■ **GIVEN DATA**:
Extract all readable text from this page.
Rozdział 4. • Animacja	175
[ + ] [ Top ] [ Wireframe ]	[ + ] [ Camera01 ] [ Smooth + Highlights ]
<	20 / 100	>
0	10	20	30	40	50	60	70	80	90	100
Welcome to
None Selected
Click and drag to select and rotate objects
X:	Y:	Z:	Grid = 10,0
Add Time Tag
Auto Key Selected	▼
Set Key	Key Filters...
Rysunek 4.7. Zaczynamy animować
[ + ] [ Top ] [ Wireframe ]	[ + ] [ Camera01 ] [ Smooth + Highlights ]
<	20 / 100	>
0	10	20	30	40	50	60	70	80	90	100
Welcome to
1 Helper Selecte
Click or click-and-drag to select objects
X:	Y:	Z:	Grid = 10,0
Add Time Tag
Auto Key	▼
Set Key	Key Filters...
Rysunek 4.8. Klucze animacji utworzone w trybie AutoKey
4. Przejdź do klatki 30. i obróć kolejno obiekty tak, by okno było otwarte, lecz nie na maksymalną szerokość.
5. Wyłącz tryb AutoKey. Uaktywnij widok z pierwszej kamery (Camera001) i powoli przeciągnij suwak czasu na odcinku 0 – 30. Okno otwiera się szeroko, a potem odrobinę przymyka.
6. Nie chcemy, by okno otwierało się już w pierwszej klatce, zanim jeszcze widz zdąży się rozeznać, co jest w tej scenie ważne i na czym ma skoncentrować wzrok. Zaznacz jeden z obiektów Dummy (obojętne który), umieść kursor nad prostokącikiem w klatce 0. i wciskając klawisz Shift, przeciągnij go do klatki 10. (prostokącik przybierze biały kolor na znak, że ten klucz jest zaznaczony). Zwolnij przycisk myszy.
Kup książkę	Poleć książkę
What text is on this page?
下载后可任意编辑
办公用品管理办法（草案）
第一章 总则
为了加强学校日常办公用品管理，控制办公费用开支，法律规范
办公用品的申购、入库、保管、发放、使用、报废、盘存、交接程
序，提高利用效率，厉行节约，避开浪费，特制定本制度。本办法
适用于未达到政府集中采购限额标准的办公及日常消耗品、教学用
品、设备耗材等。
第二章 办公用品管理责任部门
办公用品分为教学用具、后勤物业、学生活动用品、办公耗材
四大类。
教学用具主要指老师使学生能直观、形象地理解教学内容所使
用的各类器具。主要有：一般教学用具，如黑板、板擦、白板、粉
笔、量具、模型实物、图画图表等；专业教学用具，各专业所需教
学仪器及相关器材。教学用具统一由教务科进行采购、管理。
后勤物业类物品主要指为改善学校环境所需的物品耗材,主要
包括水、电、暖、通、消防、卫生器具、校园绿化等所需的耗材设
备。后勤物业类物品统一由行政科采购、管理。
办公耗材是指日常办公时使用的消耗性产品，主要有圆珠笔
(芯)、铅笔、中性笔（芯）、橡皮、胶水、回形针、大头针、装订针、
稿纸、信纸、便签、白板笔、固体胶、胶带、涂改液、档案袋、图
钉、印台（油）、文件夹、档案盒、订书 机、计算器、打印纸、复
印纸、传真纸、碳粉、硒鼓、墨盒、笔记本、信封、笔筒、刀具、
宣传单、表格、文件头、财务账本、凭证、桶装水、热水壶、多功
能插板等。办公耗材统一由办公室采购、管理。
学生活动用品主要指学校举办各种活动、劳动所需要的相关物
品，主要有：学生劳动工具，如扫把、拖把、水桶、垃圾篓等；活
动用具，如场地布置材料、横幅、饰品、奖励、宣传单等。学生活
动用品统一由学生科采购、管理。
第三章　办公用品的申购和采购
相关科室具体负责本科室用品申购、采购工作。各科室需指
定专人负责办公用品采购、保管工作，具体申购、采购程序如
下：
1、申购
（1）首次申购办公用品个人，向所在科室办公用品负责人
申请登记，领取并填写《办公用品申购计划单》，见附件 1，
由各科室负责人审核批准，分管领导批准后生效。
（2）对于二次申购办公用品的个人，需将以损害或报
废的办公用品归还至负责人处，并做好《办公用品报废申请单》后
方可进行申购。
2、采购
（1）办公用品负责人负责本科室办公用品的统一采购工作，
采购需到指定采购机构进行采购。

■ **WORK TO BE COMPLETED**: Lines that include the word "this" — how many are there in the data? Answer with the number alone.

■ **FINISHED EXERCISE**: 2